(INSTRUCTIONS TO FOLLOW): Every entry needs to be reproduced exactly.

(MATERIAL FOR THIS TASK):
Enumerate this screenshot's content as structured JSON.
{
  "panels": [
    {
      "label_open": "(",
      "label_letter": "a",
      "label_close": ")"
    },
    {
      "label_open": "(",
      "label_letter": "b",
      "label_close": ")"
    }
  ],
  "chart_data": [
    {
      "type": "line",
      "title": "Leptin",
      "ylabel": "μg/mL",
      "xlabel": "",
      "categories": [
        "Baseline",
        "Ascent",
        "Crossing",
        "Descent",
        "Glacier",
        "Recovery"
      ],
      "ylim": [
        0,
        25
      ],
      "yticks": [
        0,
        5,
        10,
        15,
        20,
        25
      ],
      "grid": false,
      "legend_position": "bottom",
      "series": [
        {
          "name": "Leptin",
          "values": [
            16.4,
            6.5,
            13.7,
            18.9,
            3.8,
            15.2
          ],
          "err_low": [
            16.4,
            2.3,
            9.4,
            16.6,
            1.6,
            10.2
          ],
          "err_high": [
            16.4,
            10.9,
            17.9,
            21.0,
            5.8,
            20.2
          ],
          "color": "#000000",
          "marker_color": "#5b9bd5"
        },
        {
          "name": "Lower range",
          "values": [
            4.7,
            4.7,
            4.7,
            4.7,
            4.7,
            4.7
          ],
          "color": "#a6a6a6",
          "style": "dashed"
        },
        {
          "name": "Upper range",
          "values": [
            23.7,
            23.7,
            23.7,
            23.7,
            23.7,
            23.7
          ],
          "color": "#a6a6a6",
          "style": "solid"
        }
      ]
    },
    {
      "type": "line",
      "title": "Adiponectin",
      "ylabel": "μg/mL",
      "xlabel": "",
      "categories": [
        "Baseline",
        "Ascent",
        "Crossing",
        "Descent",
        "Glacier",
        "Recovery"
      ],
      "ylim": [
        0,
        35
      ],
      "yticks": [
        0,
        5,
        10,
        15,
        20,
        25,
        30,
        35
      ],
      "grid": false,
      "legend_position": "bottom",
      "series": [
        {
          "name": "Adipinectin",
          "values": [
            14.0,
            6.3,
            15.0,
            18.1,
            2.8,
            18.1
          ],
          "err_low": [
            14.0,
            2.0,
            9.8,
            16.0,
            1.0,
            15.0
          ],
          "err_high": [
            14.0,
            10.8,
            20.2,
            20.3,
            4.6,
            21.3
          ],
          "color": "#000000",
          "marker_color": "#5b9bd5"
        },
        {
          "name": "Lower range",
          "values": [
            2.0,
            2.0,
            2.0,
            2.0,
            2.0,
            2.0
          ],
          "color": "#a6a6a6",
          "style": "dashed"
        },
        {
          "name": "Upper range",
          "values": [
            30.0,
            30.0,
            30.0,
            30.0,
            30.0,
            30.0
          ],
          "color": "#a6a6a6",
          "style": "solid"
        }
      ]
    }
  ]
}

(FULL ANSWER):
Enumerate this screenshot's content as structured JSON.
{
  "panels": [
    {
      "label_open": "(",
      "label_letter": "a",
      "label_close": ")"
    },
    {
      "label_open": "(",
      "label_letter": "b",
      "label_close": ")"
    }
  ],
  "chart_data": [
    {
      "type": "line",
      "title": "Leptin",
      "ylabel": "μg/mL",
      "xlabel": "",
      "categories": [
        "Baseline",
        "Ascent",
        "Crossing",
        "Descent",
        "Glacier",
        "Recovery"
      ],
      "ylim": [
        0,
        25
      ],
      "yticks": [
        0,
        5,
        10,
        15,
        20,
        25
      ],
      "grid": false,
      "legend_position": "bottom",
      "series": [
        {
          "name": "Leptin",
          "values": [
            16.4,
            6.5,
            13.7,
            18.9,
            3.8,
            15.2
          ],
          "err_low": [
            16.4,
            2.3,
            9.4,
            16.6,
            1.6,
            10.2
          ],
          "err_high": [
            16.4,
            10.9,
            17.9,
            21.0,
            5.8,
            20.2
          ],
          "color": "#000000",
          "marker_color": "#5b9bd5"
        },
        {
          "name": "Lower range",
          "values": [
            4.7,
            4.7,
            4.7,
            4.7,
            4.7,
            4.7
          ],
          "color": "#a6a6a6",
          "style": "dashed"
        },
        {
          "name": "Upper range",
          "values": [
            23.7,
            23.7,
            23.7,
            23.7,
            23.7,
            23.7
          ],
          "color": "#a6a6a6",
          "style": "solid"
        }
      ]
    },
    {
      "type": "line",
      "title": "Adiponectin",
      "ylabel": "μg/mL",
      "xlabel": "",
      "categories": [
        "Baseline",
        "Ascent",
        "Crossing",
        "Descent",
        "Glacier",
        "Recovery"
      ],
      "ylim": [
        0,
        35
      ],
      "yticks": [
        0,
        5,
        10,
        15,
        20,
        25,
        30,
        35
      ],
      "grid": false,
      "legend_position": "bottom",
      "series": [
        {
          "name": "Adipinectin",
          "values": [
            14.0,
            6.3,
            15.0,
            18.1,
            2.8,
            18.1
          ],
          "err_low": [
            14.0,
            2.0,
            9.8,
            16.0,
            1.0,
            15.0
          ],
          "err_high": [
            14.0,
            10.8,
            20.2,
            20.3,
            4.6,
            21.3
          ],
          "color": "#000000",
          "marker_color": "#5b9bd5"
        },
        {
          "name": "Lower range",
          "values": [
            2.0,
            2.0,
            2.0,
            2.0,
            2.0,
            2.0
          ],
          "color": "#a6a6a6",
          "style": "dashed"
        },
        {
          "name": "Upper range",
          "values": [
            30.0,
            30.0,
            30.0,
            30.0,
            30.0,
            30.0
          ],
          "color": "#a6a6a6",
          "style": "solid"
        }
      ]
    }
  ]
}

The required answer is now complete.